• _Short task_
Your task is to repeat the listing exactly.

• _Supplied entries_
----------------------------------------
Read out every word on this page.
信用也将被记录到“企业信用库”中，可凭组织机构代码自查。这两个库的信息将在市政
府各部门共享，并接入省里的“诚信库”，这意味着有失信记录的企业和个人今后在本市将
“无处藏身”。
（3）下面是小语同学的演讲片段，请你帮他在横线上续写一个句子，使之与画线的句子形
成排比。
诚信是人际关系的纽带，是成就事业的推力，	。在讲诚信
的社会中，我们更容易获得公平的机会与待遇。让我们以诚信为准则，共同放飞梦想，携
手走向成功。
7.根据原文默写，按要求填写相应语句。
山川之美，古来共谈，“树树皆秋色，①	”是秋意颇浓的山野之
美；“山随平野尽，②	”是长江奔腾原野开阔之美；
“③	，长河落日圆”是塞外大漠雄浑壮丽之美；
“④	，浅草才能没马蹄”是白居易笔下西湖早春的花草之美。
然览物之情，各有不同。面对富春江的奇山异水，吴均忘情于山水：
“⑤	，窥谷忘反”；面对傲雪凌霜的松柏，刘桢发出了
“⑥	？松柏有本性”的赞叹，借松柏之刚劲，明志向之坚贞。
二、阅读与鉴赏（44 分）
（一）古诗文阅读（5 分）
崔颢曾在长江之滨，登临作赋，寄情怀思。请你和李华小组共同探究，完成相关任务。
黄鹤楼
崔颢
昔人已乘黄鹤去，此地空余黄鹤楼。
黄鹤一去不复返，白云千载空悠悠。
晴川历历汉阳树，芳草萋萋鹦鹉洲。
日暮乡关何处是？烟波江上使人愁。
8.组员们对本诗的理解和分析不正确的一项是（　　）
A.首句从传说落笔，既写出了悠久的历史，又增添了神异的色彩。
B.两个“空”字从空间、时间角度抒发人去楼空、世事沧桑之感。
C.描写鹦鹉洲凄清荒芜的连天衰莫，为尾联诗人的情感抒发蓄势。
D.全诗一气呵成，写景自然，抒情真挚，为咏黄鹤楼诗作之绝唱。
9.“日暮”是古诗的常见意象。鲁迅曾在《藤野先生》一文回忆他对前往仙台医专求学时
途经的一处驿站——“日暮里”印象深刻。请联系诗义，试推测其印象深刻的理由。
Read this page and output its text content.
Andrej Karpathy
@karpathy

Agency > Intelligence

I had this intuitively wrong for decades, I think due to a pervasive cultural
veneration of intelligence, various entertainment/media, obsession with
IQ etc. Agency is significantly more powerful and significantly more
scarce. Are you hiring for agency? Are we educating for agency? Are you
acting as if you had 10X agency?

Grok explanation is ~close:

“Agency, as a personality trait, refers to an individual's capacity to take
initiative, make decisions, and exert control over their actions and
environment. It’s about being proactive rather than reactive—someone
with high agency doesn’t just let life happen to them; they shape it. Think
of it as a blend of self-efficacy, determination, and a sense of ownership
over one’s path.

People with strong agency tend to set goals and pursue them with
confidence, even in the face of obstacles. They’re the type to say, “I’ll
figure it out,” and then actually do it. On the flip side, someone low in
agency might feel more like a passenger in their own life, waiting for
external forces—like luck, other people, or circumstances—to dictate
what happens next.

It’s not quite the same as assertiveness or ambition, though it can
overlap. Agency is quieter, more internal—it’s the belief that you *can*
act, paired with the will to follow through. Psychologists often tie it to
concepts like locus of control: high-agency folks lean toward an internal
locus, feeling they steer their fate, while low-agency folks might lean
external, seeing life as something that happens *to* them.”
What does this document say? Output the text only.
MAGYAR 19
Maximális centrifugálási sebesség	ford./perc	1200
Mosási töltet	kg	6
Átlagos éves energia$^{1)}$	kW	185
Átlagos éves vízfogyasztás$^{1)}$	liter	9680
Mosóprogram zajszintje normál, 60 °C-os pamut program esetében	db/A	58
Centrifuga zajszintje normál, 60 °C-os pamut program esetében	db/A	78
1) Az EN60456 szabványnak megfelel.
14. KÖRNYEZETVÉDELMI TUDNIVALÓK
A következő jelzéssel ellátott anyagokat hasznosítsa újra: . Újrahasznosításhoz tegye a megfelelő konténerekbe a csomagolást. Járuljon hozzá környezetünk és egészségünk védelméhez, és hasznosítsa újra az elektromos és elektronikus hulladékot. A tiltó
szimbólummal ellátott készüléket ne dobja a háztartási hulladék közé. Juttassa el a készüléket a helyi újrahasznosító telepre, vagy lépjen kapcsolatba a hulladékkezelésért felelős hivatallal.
----------------------------------------
• _Written reply_
Read out every word on this page.
信用也将被记录到“企业信用库”中，可凭组织机构代码自查。这两个库的信息将在市政
府各部门共享，并接入省里的“诚信库”，这意味着有失信记录的企业和个人今后在本市将
“无处藏身”。
（3）下面是小语同学的演讲片段，请你帮他在横线上续写一个句子，使之与画线的句子形
成排比。
诚信是人际关系的纽带，是成就事业的推力，	。在讲诚信
的社会中，我们更容易获得公平的机会与待遇。让我们以诚信为准则，共同放飞梦想，携
手走向成功。
7.根据原文默写，按要求填写相应语句。
山川之美，古来共谈，“树树皆秋色，①	”是秋意颇浓的山野之
美；“山随平野尽，②	”是长江奔腾原野开阔之美；
“③	，长河落日圆”是塞外大漠雄浑壮丽之美；
“④	，浅草才能没马蹄”是白居易笔下西湖早春的花草之美。
然览物之情，各有不同。面对富春江的奇山异水，吴均忘情于山水：
“⑤	，窥谷忘反”；面对傲雪凌霜的松柏，刘桢发出了
“⑥	？松柏有本性”的赞叹，借松柏之刚劲，明志向之坚贞。
二、阅读与鉴赏（44 分）
（一）古诗文阅读（5 分）
崔颢曾在长江之滨，登临作赋，寄情怀思。请你和李华小组共同探究，完成相关任务。
黄鹤楼
崔颢
昔人已乘黄鹤去，此地空余黄鹤楼。
黄鹤一去不复返，白云千载空悠悠。
晴川历历汉阳树，芳草萋萋鹦鹉洲。
日暮乡关何处是？烟波江上使人愁。
8.组员们对本诗的理解和分析不正确的一项是（　　）
A.首句从传说落笔，既写出了悠久的历史，又增添了神异的色彩。
B.两个“空”字从空间、时间角度抒发人去楼空、世事沧桑之感。
C.描写鹦鹉洲凄清荒芜的连天衰莫，为尾联诗人的情感抒发蓄势。
D.全诗一气呵成，写景自然，抒情真挚，为咏黄鹤楼诗作之绝唱。
9.“日暮”是古诗的常见意象。鲁迅曾在《藤野先生》一文回忆他对前往仙台医专求学时
途经的一处驿站——“日暮里”印象深刻。请联系诗义，试推测其印象深刻的理由。
Read this page and output its text content.
Andrej Karpathy
@karpathy

Agency > Intelligence

I had this intuitively wrong for decades, I think due to a pervasive cultural
veneration of intelligence, various entertainment/media, obsession with
IQ etc. Agency is significantly more powerful and significantly more
scarce. Are you hiring for agency? Are we educating for agency? Are you
acting as if you had 10X agency?

Grok explanation is ~close:

“Agency, as a personality trait, refers to an individual's capacity to take
initiative, make decisions, and exert control over their actions and
environment. It’s about being proactive rather than reactive—someone
with high agency doesn’t just let life happen to them; they shape it. Think
of it as a blend of self-efficacy, determination, and a sense of ownership
over one’s path.

People with strong agency tend to set goals and pursue them with
confidence, even in the face of obstacles. They’re the type to say, “I’ll
figure it out,” and then actually do it. On the flip side, someone low in
agency might feel more like a passenger in their own life, waiting for
external forces—like luck, other people, or circumstances—to dictate
what happens next.

It’s not quite the same as assertiveness or ambition, though it can
overlap. Agency is quieter, more internal—it’s the belief that you *can*
act, paired with the will to follow through. Psychologists often tie it to
concepts like locus of control: high-agency folks lean toward an internal
locus, feeling they steer their fate, while low-agency folks might lean
external, seeing life as something that happens *to* them.”
What does this document say? Output the text only.
MAGYAR 19
Maximális centrifugálási sebesség	ford./perc	1200
Mosási töltet	kg	6
Átlagos éves energia$^{1)}$	kW	185
Átlagos éves vízfogyasztás$^{1)}$	liter	9680
Mosóprogram zajszintje normál, 60 °C-os pamut program esetében	db/A	58
Centrifuga zajszintje normál, 60 °C-os pamut program esetében	db/A	78
1) Az EN60456 szabványnak megfelel.
14. KÖRNYEZETVÉDELMI TUDNIVALÓK
A következő jelzéssel ellátott anyagokat hasznosítsa újra: . Újrahasznosításhoz tegye a megfelelő konténerekbe a csomagolást. Járuljon hozzá környezetünk és egészségünk védelméhez, és hasznosítsa újra az elektromos és elektronikus hulladékot. A tiltó
szimbólummal ellátott készüléket ne dobja a háztartási hulladék közé. Juttassa el a készüléket a helyi újrahasznosító telepre, vagy lépjen kapcsolatba a hulladékkezelésért felelős hivatallal.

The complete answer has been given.